## What the task asks
Pictures do not belong in the copy; restate the records below word for word.

------------------------------------

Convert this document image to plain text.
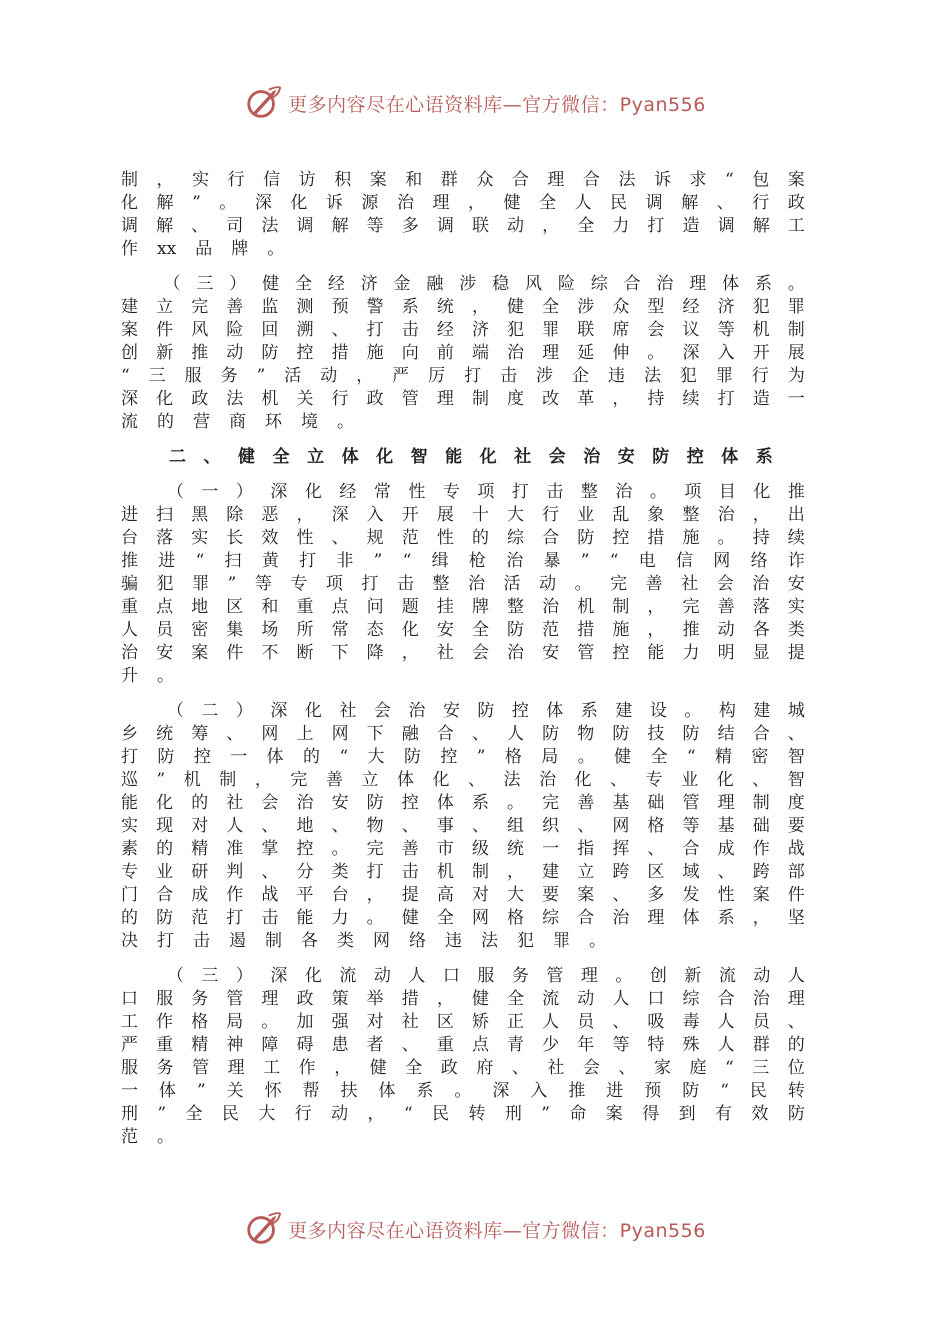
更多内容尽在心语资料库—官方微信：Pyan556
制 ， 实 行 信 访 积 案 和 群 众 合 理 合 法 诉 求 “ 包 案
化 解 ” 。 深 化 诉 源 治 理 ， 健 全 人 民 调 解 、 行 政
调 解 、 司 法 调 解 等 多 调 联 动 ， 全 力 打 造 调 解 工
作 xx 品 牌 。

（ 三 ） 健 全 经 济 金 融 涉 稳 风 险 综 合 治 理 体 系 。
建 立 完 善 监 测 预 警 系 统 ， 健 全 涉 众 型 经 济 犯 罪
案 件 风 险 回 溯 、 打 击 经 济 犯 罪 联 席 会 议 等 机 制
创 新 推 动 防 控 措 施 向 前 端 治 理 延 伸 。 深 入 开 展
“ 三 服 务 ” 活 动 ， 严 厉 打 击 涉 企 违 法 犯 罪 行 为
深 化 政 法 机 关 行 政 管 理 制 度 改 革 ， 持 续 打 造 一
流 的 营 商 环 境 。
二 、 健 全 立 体 化 智 能 化 社 会 治 安 防 控 体 系

（ 一 ） 深 化 经 常 性 专 项 打 击 整 治 。 项 目 化 推
进 扫 黑 除 恶 ， 深 入 开 展 十 大 行 业 乱 象 整 治 ， 出
台 落 实 长 效 性 、 规 范 性 的 综 合 防 控 措 施 。 持 续
推 进 “ 扫 黄 打 非 ” “ 缉 枪 治 暴 ” “ 电 信 网 络 诈
骗 犯 罪 ” 等 专 项 打 击 整 治 活 动 。 完 善 社 会 治 安
重 点 地 区 和 重 点 问 题 挂 牌 整 治 机 制 ， 完 善 落 实
人 员 密 集 场 所 常 态 化 安 全 防 范 措 施 ， 推 动 各 类
治 安 案 件 不 断 下 降 ， 社 会 治 安 管 控 能 力 明 显 提
升 。

（ 二 ） 深 化 社 会 治 安 防 控 体 系 建 设 。 构 建 城
乡 统 筹 、 网 上 网 下 融 合 、 人 防 物 防 技 防 结 合 、
打 防 控 一 体 的 “ 大 防 控 ” 格 局 。 健 全 “ 精 密 智
巡 ” 机 制 ， 完 善 立 体 化 、 法 治 化 、 专 业 化 、 智
能 化 的 社 会 治 安 防 控 体 系 。 完 善 基 础 管 理 制 度
实 现 对 人 、 地 、 物 、 事 、 组 织 、 网 格 等 基 础 要
素 的 精 准 掌 控 。 完 善 市 级 统 一 指 挥 、 合 成 作 战
专 业 研 判 、 分 类 打 击 机 制 ， 建 立 跨 区 域 、 跨 部
门 合 成 作 战 平 台 ， 提 高 对 大 要 案 、 多 发 性 案 件
的 防 范 打 击 能 力 。 健 全 网 格 综 合 治 理 体 系 ， 坚
决 打 击 遏 制 各 类 网 络 违 法 犯 罪 。

（ 三 ） 深 化 流 动 人 口 服 务 管 理 。 创 新 流 动 人
口 服 务 管 理 政 策 举 措 ， 健 全 流 动 人 口 综 合 治 理
工 作 格 局 。 加 强 对 社 区 矫 正 人 员 、 吸 毒 人 员 、
严 重 精 神 障 碍 患 者 、 重 点 青 少 年 等 特 殊 人 群 的
服 务 管 理 工 作 ， 健 全 政 府 、 社 会 、 家 庭 “ 三 位
一 体 ” 关 怀 帮 扶 体 系 。 深 入 推 进 预 防 “ 民 转
刑 ” 全 民 大 行 动 ， “ 民 转 刑 ” 命 案 得 到 有 效 防
范 。
更多内容尽在心语资料库—官方微信：Pyan556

------------------------------------

## Correct result
Convert this document image to plain text.
更多内容尽在心语资料库—官方微信：Pyan556
制 ， 实 行 信 访 积 案 和 群 众 合 理 合 法 诉 求 “ 包 案
化 解 ” 。 深 化 诉 源 治 理 ， 健 全 人 民 调 解 、 行 政
调 解 、 司 法 调 解 等 多 调 联 动 ， 全 力 打 造 调 解 工
作 xx 品 牌 。

（ 三 ） 健 全 经 济 金 融 涉 稳 风 险 综 合 治 理 体 系 。
建 立 完 善 监 测 预 警 系 统 ， 健 全 涉 众 型 经 济 犯 罪
案 件 风 险 回 溯 、 打 击 经 济 犯 罪 联 席 会 议 等 机 制
创 新 推 动 防 控 措 施 向 前 端 治 理 延 伸 。 深 入 开 展
“ 三 服 务 ” 活 动 ， 严 厉 打 击 涉 企 违 法 犯 罪 行 为
深 化 政 法 机 关 行 政 管 理 制 度 改 革 ， 持 续 打 造 一
流 的 营 商 环 境 。
二 、 健 全 立 体 化 智 能 化 社 会 治 安 防 控 体 系

（ 一 ） 深 化 经 常 性 专 项 打 击 整 治 。 项 目 化 推
进 扫 黑 除 恶 ， 深 入 开 展 十 大 行 业 乱 象 整 治 ， 出
台 落 实 长 效 性 、 规 范 性 的 综 合 防 控 措 施 。 持 续
推 进 “ 扫 黄 打 非 ” “ 缉 枪 治 暴 ” “ 电 信 网 络 诈
骗 犯 罪 ” 等 专 项 打 击 整 治 活 动 。 完 善 社 会 治 安
重 点 地 区 和 重 点 问 题 挂 牌 整 治 机 制 ， 完 善 落 实
人 员 密 集 场 所 常 态 化 安 全 防 范 措 施 ， 推 动 各 类
治 安 案 件 不 断 下 降 ， 社 会 治 安 管 控 能 力 明 显 提
升 。

（ 二 ） 深 化 社 会 治 安 防 控 体 系 建 设 。 构 建 城
乡 统 筹 、 网 上 网 下 融 合 、 人 防 物 防 技 防 结 合 、
打 防 控 一 体 的 “ 大 防 控 ” 格 局 。 健 全 “ 精 密 智
巡 ” 机 制 ， 完 善 立 体 化 、 法 治 化 、 专 业 化 、 智
能 化 的 社 会 治 安 防 控 体 系 。 完 善 基 础 管 理 制 度
实 现 对 人 、 地 、 物 、 事 、 组 织 、 网 格 等 基 础 要
素 的 精 准 掌 控 。 完 善 市 级 统 一 指 挥 、 合 成 作 战
专 业 研 判 、 分 类 打 击 机 制 ， 建 立 跨 区 域 、 跨 部
门 合 成 作 战 平 台 ， 提 高 对 大 要 案 、 多 发 性 案 件
的 防 范 打 击 能 力 。 健 全 网 格 综 合 治 理 体 系 ， 坚
决 打 击 遏 制 各 类 网 络 违 法 犯 罪 。

（ 三 ） 深 化 流 动 人 口 服 务 管 理 。 创 新 流 动 人
口 服 务 管 理 政 策 举 措 ， 健 全 流 动 人 口 综 合 治 理
工 作 格 局 。 加 强 对 社 区 矫 正 人 员 、 吸 毒 人 员 、
严 重 精 神 障 碍 患 者 、 重 点 青 少 年 等 特 殊 人 群 的
服 务 管 理 工 作 ， 健 全 政 府 、 社 会 、 家 庭 “ 三 位
一 体 ” 关 怀 帮 扶 体 系 。 深 入 推 进 预 防 “ 民 转
刑 ” 全 民 大 行 动 ， “ 民 转 刑 ” 命 案 得 到 有 效 防
范 。
更多内容尽在心语资料库—官方微信：Pyan556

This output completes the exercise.